**DIRECTIONS**
Find every line with the string "opening" in it, count them, and reply with that count only.

## BEGIN RECORD SET

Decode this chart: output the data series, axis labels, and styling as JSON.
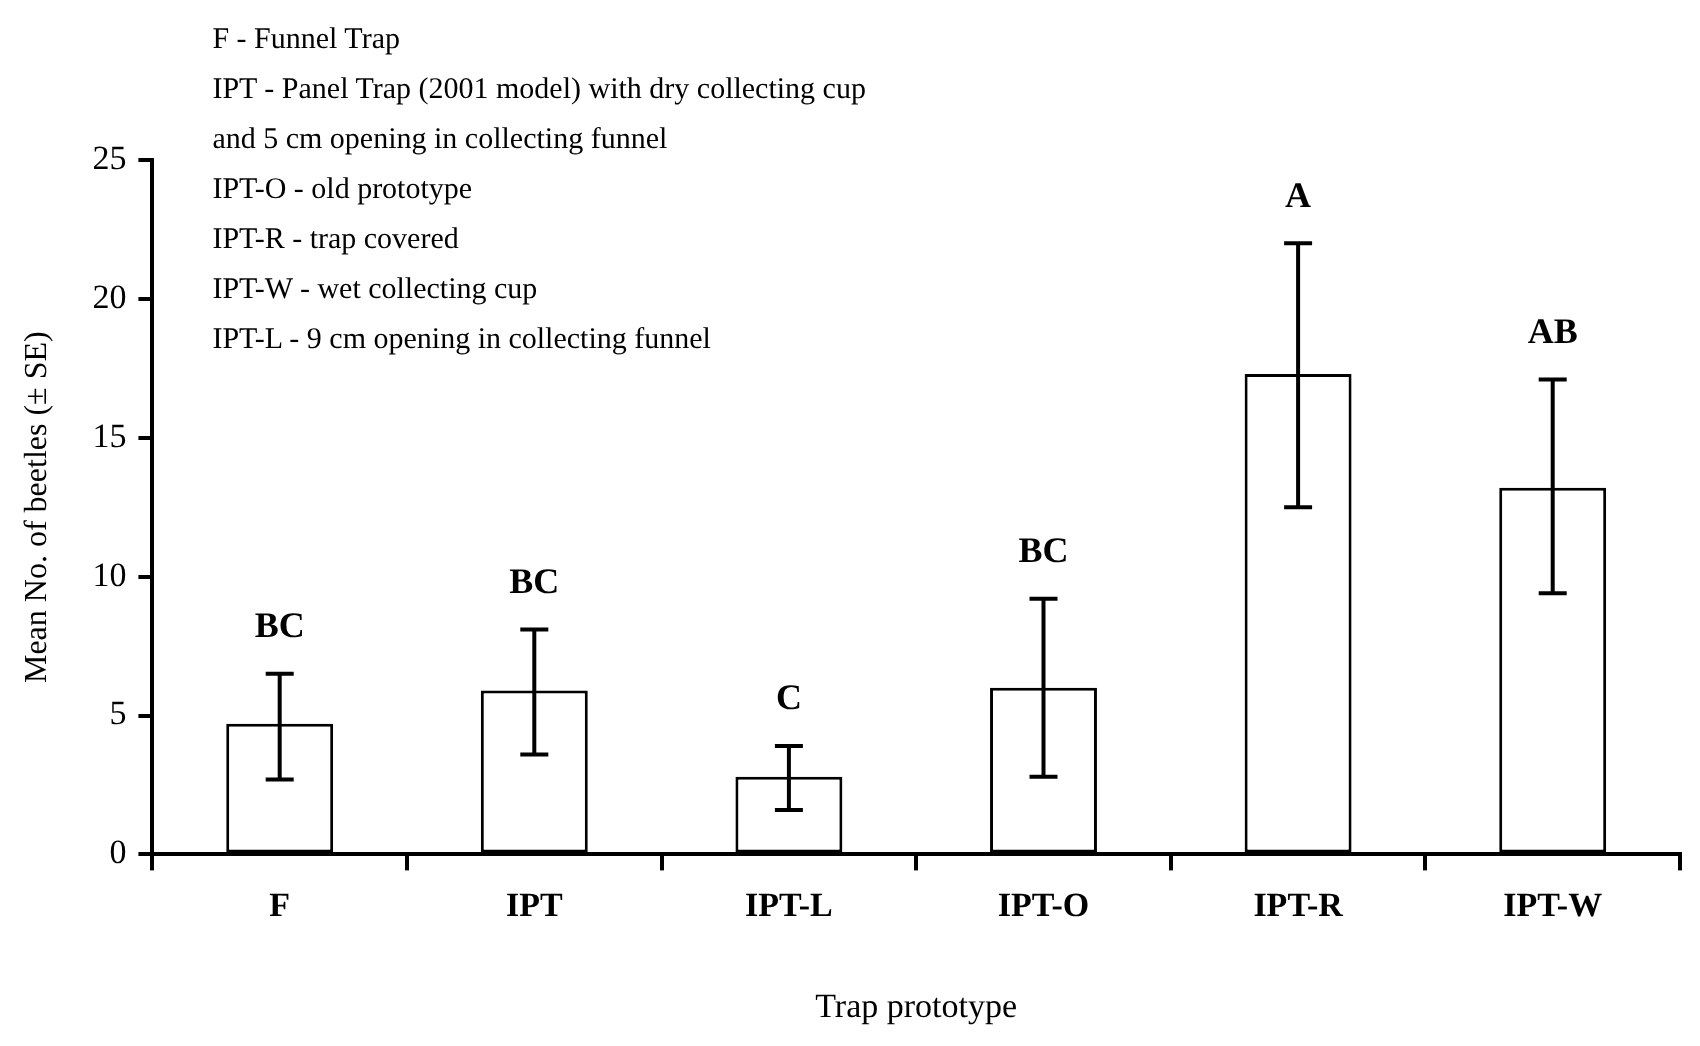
{
  "chart_data": {
    "type": "bar",
    "xlabel": "Trap prototype",
    "ylabel": "Mean No. of beetles (± SE)",
    "categories": [
      "F",
      "IPT",
      "IPT-L",
      "IPT-O",
      "IPT-R",
      "IPT-W"
    ],
    "values": [
      4.7,
      5.9,
      2.8,
      6.0,
      17.3,
      13.2
    ],
    "errors": [
      [
        2.7,
        6.5
      ],
      [
        3.6,
        8.1
      ],
      [
        1.6,
        3.9
      ],
      [
        2.8,
        9.2
      ],
      [
        12.5,
        22.0
      ],
      [
        9.4,
        17.1
      ]
    ],
    "color": "#ffffff",
    "ylim": [
      0,
      25
    ],
    "yticks": [
      0,
      5,
      10,
      15,
      20,
      25
    ],
    "grid": false,
    "legend": false,
    "annotations": [
      "F - Funnel Trap",
      "IPT - Panel Trap (2001 model) with dry collecting cup and 5 cm opening in collecting funnel",
      "IPT-O - old prototype",
      "IPT-R - trap covered",
      "IPT-W - wet collecting cup",
      "IPT-L - 9 cm opening in collecting funnel",
      {
        "text": "BC",
        "x": "F",
        "y": 6.5
      },
      {
        "text": "BC",
        "x": "IPT",
        "y": 8.1
      },
      {
        "text": "C",
        "x": "IPT-L",
        "y": 3.9
      },
      {
        "text": "BC",
        "x": "IPT-O",
        "y": 9.2
      },
      {
        "text": "A",
        "x": "IPT-R",
        "y": 22.0
      },
      {
        "text": "AB",
        "x": "IPT-W",
        "y": 17.1
      }
    ]
  }
}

## END RECORD SET

**RESULT OF THIS EXERCISE**
2